=== Begin Enclosure ===
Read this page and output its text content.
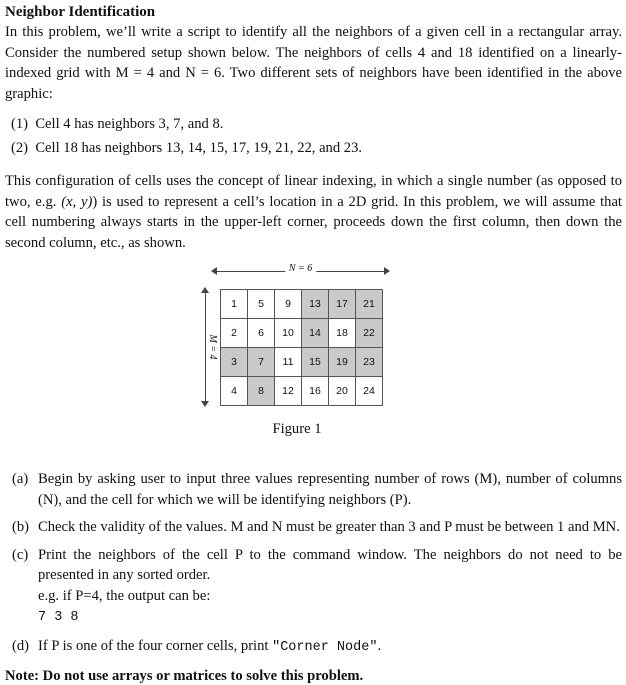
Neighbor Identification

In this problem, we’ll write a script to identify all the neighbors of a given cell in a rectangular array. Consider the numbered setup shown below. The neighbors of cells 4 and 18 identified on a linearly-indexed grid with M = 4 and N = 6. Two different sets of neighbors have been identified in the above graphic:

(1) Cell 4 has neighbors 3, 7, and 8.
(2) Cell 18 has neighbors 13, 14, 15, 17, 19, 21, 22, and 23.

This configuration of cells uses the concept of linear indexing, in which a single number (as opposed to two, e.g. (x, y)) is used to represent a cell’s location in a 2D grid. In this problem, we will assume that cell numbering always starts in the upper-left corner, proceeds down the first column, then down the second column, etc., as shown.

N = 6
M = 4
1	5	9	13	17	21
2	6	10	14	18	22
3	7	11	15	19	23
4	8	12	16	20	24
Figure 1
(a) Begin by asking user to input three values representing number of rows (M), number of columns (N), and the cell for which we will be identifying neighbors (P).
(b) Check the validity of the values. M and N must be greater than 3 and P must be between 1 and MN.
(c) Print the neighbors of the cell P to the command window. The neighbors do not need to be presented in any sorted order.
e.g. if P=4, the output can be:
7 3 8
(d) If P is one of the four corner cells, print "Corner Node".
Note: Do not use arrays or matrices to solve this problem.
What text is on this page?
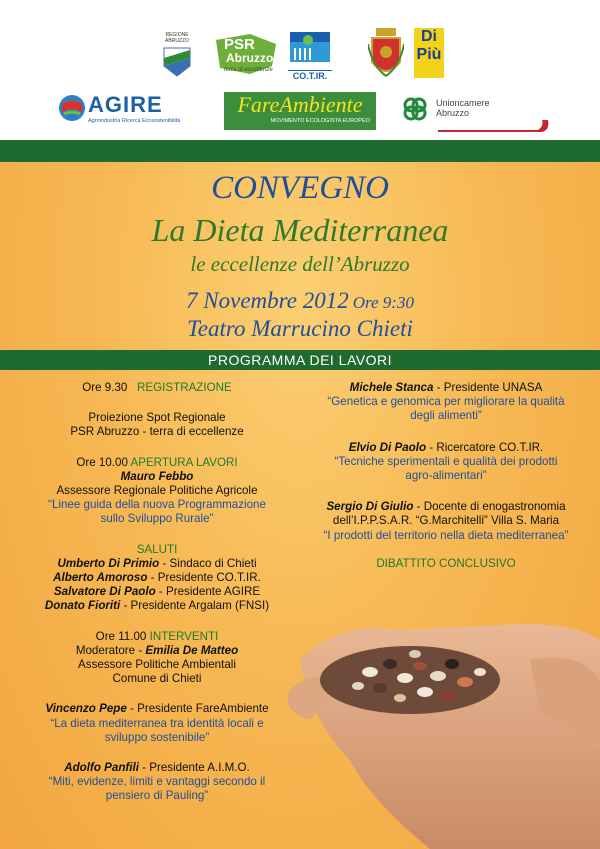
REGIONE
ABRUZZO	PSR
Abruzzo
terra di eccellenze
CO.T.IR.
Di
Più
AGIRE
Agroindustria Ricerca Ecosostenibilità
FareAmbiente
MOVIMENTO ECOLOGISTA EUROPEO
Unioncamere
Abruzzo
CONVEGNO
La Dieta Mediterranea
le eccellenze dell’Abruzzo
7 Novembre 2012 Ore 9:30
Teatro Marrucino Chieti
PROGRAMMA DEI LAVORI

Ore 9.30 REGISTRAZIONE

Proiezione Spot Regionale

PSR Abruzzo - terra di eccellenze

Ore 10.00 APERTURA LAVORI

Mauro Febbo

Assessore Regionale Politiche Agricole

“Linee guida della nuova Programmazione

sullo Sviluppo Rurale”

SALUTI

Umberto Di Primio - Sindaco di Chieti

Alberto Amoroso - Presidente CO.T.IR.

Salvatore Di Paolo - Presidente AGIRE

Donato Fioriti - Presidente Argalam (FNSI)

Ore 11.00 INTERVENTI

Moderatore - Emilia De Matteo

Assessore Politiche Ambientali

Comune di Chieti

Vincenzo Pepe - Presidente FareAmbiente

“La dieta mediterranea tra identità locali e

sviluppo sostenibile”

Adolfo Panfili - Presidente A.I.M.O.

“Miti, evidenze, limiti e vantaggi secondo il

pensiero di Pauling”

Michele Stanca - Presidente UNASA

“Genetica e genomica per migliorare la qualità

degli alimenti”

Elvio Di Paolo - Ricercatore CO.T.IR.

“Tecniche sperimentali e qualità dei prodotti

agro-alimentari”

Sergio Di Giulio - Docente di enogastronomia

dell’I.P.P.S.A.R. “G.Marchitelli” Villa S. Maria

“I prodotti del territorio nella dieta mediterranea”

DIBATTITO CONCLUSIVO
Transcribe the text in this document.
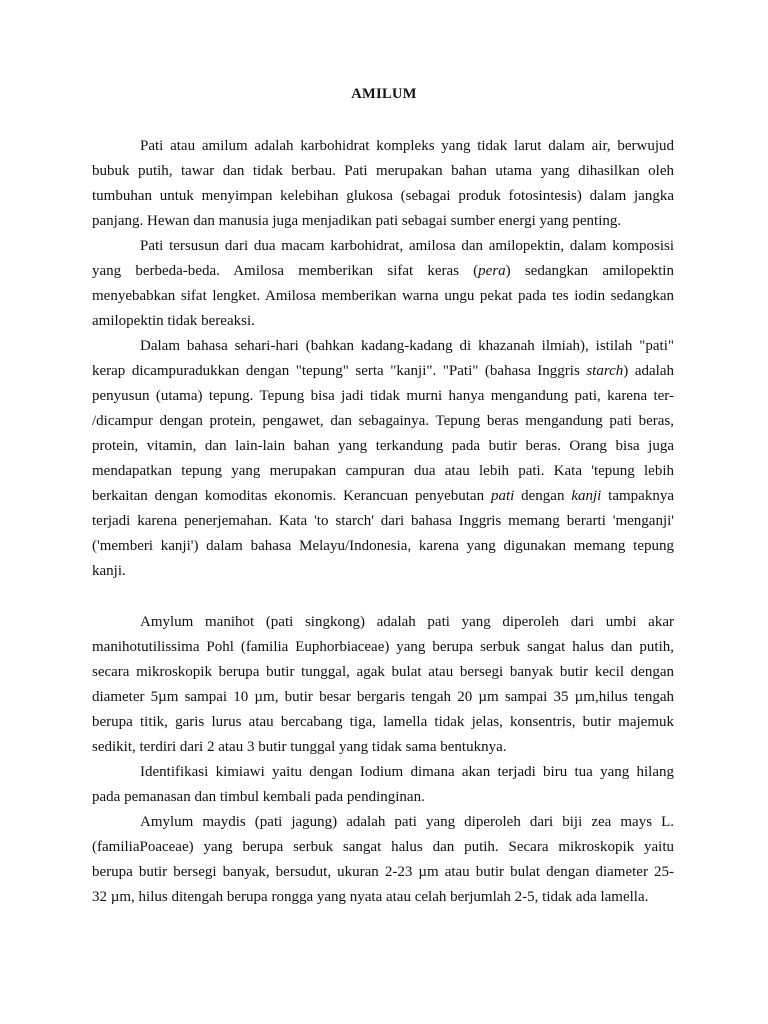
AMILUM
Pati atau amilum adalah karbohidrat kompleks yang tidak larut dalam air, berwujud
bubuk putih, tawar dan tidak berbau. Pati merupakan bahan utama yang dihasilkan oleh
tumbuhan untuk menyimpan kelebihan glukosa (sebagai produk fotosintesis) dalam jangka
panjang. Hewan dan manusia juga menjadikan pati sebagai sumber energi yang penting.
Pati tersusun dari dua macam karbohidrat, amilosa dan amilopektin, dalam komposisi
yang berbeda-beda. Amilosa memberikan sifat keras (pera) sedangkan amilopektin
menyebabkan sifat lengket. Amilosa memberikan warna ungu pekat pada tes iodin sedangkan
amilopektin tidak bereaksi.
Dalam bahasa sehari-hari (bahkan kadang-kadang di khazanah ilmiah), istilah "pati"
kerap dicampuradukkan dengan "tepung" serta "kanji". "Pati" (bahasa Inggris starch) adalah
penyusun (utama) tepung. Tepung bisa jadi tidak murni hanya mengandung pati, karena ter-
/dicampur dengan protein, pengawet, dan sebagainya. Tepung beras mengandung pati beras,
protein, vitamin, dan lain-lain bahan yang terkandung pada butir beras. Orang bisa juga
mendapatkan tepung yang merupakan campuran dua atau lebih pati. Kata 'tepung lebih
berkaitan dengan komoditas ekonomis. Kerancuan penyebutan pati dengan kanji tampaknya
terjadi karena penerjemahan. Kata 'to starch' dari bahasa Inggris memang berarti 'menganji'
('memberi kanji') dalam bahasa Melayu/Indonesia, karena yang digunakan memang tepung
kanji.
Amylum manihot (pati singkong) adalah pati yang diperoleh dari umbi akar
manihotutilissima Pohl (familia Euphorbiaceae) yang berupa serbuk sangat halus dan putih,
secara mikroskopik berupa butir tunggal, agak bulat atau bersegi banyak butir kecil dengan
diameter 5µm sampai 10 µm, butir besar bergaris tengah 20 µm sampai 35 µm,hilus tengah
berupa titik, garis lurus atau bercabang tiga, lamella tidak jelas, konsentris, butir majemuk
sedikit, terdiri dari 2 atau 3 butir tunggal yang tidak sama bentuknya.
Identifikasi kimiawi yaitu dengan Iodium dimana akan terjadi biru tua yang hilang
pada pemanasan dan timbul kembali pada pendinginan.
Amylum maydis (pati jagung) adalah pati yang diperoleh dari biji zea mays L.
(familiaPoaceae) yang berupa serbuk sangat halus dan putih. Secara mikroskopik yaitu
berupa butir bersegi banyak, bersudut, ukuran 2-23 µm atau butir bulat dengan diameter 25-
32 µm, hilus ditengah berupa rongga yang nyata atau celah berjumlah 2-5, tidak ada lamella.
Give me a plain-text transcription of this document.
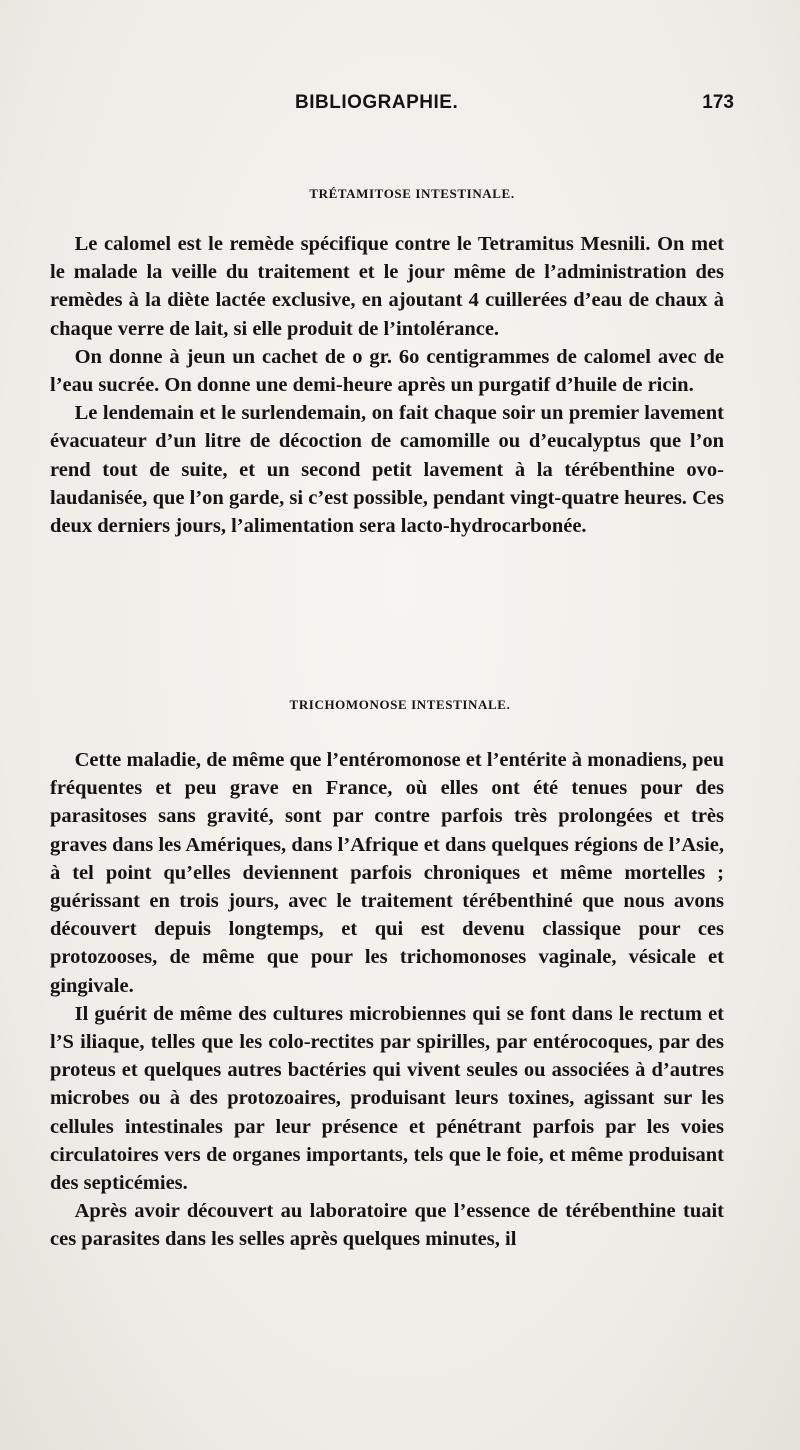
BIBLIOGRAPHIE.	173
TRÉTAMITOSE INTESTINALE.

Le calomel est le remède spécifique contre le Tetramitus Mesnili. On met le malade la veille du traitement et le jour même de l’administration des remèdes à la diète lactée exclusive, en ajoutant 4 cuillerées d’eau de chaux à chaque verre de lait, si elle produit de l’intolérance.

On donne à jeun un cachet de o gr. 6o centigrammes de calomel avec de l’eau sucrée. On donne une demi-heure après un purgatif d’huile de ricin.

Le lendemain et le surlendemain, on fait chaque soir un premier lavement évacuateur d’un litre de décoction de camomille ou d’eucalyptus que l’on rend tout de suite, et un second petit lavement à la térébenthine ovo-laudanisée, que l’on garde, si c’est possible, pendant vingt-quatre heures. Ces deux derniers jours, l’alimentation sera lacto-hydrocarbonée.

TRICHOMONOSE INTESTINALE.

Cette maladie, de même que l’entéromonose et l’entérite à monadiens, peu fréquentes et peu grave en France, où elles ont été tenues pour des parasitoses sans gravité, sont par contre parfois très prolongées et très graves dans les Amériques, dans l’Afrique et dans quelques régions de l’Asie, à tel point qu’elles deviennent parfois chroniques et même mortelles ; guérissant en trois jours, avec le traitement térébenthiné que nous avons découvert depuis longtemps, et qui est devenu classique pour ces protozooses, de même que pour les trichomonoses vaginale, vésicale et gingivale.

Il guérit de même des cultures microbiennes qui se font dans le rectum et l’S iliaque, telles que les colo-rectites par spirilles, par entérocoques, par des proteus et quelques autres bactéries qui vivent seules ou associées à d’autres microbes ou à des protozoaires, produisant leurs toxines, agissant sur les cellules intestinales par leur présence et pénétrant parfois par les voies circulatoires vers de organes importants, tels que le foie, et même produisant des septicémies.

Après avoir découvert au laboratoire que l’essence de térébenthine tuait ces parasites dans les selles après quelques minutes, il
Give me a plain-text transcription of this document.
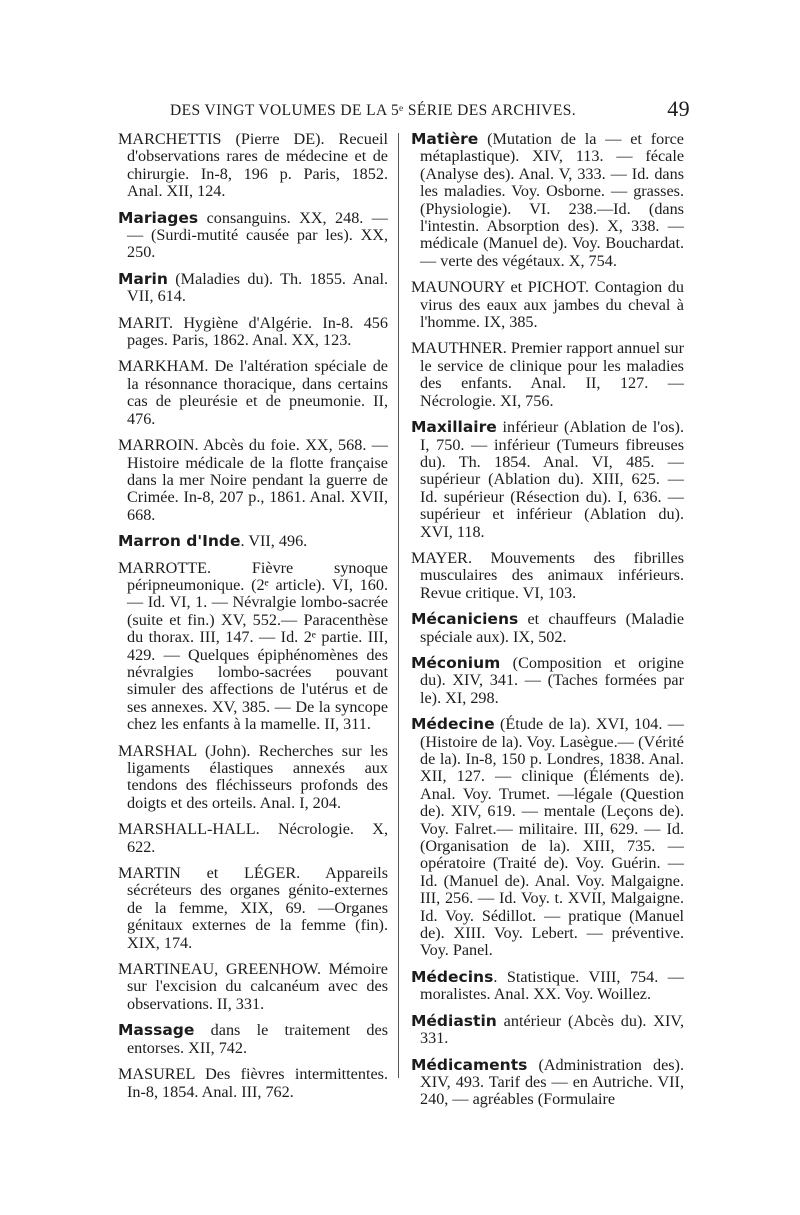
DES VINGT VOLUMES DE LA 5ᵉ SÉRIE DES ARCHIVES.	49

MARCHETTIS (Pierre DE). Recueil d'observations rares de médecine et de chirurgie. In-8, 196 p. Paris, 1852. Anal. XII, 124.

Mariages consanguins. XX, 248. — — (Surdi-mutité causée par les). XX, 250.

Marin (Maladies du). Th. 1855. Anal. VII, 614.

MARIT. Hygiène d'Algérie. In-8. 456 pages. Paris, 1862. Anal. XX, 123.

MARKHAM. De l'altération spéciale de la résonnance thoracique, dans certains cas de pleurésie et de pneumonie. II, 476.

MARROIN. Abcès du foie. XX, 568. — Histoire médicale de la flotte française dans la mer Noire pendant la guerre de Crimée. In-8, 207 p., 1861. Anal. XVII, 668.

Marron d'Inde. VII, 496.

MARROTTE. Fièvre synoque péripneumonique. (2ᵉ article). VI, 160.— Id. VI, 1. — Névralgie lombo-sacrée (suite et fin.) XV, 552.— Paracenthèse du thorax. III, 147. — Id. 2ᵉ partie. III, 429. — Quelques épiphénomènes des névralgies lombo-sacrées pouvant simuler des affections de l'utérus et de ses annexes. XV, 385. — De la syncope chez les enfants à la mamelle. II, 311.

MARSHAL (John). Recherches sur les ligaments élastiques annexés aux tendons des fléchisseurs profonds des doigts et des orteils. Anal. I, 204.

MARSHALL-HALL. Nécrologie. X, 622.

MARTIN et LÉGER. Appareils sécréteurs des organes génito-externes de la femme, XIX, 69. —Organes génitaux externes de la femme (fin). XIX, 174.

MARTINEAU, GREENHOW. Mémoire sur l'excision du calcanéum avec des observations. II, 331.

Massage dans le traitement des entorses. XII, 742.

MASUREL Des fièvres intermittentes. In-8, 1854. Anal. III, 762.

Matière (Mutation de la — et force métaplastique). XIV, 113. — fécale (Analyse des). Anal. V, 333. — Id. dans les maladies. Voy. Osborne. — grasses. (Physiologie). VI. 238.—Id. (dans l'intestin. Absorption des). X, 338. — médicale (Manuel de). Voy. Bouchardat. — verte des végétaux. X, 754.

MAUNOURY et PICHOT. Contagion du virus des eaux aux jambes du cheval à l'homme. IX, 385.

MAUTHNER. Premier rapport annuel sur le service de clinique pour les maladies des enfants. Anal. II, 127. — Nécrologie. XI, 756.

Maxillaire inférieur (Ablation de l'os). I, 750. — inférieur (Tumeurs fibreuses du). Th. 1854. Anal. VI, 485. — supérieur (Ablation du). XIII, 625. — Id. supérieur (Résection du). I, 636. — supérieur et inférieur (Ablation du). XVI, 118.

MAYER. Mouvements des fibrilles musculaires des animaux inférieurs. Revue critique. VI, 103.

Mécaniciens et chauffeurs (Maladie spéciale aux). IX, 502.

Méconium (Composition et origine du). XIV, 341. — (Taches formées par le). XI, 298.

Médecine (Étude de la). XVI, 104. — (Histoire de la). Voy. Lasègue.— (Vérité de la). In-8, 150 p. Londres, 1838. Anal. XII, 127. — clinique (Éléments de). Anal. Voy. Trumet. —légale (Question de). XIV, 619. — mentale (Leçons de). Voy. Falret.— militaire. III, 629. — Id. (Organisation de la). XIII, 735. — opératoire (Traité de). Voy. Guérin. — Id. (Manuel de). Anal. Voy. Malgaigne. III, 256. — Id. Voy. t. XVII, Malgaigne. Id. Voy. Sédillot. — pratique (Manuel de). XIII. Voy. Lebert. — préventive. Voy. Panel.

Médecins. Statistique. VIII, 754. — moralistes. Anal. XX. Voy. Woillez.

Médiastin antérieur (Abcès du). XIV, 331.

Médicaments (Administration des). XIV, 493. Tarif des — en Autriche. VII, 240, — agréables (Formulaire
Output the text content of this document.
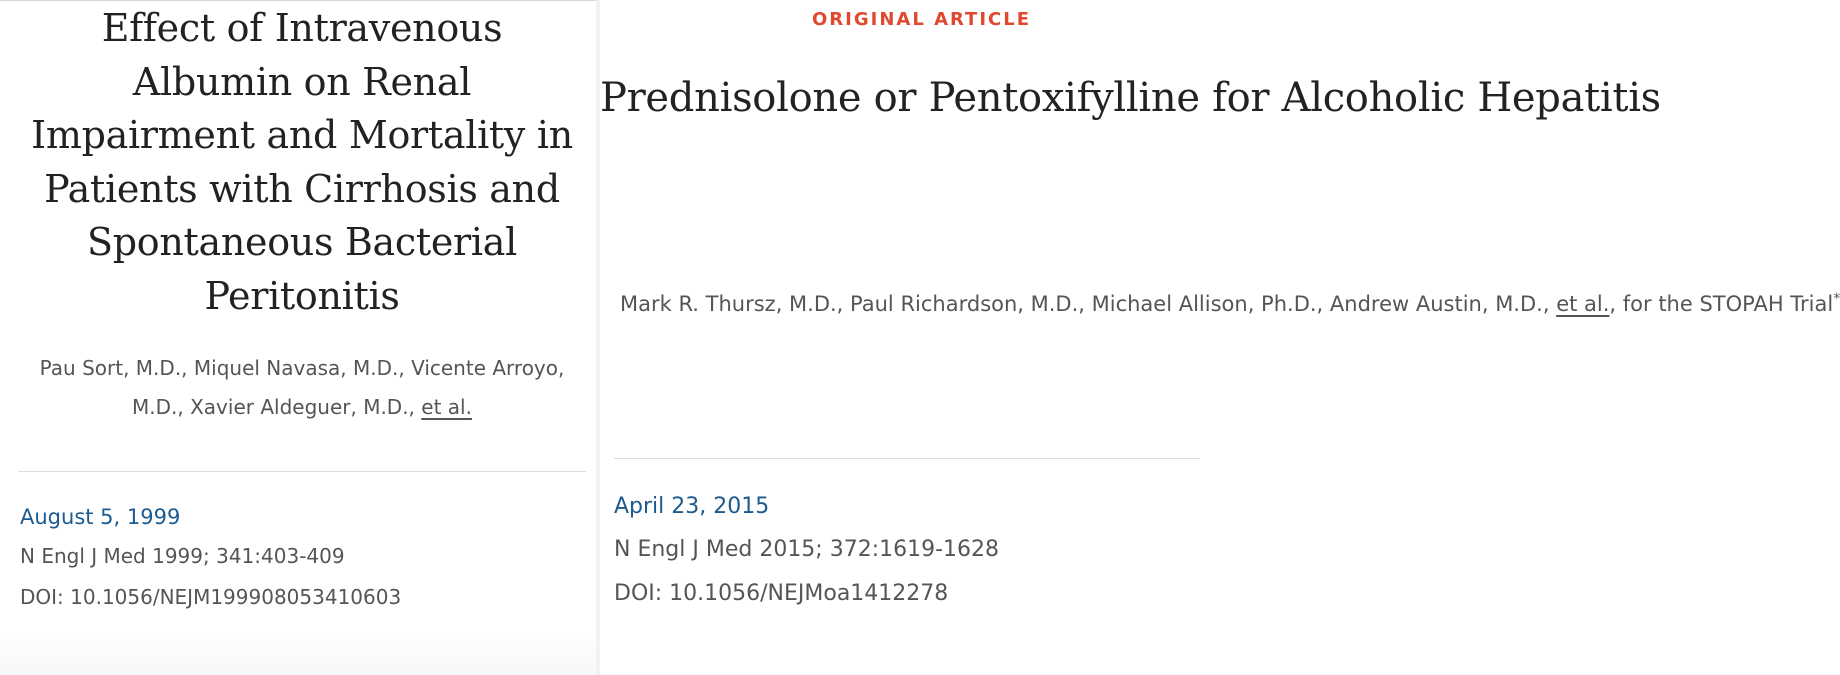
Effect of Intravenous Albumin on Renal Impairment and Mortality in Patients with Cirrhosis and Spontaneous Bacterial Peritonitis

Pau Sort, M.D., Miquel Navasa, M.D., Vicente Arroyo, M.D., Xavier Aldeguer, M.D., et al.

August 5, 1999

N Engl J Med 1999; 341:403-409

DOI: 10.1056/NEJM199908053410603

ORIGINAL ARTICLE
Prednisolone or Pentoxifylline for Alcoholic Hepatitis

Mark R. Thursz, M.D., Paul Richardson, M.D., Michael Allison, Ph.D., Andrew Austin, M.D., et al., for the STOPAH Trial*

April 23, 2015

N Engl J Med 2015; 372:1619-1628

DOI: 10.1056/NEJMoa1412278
=== End Enclosure ===
Assignment — Which of the lines above hold the word "Inggris"? Copy each one.

Expected answer —
kerap dicampuradukkan dengan "tepung" serta "kanji". "Pati" (bahasa Inggris starch) adalah
terjadi karena penerjemahan. Kata 'to starch' dari bahasa Inggris memang berarti 'menganji'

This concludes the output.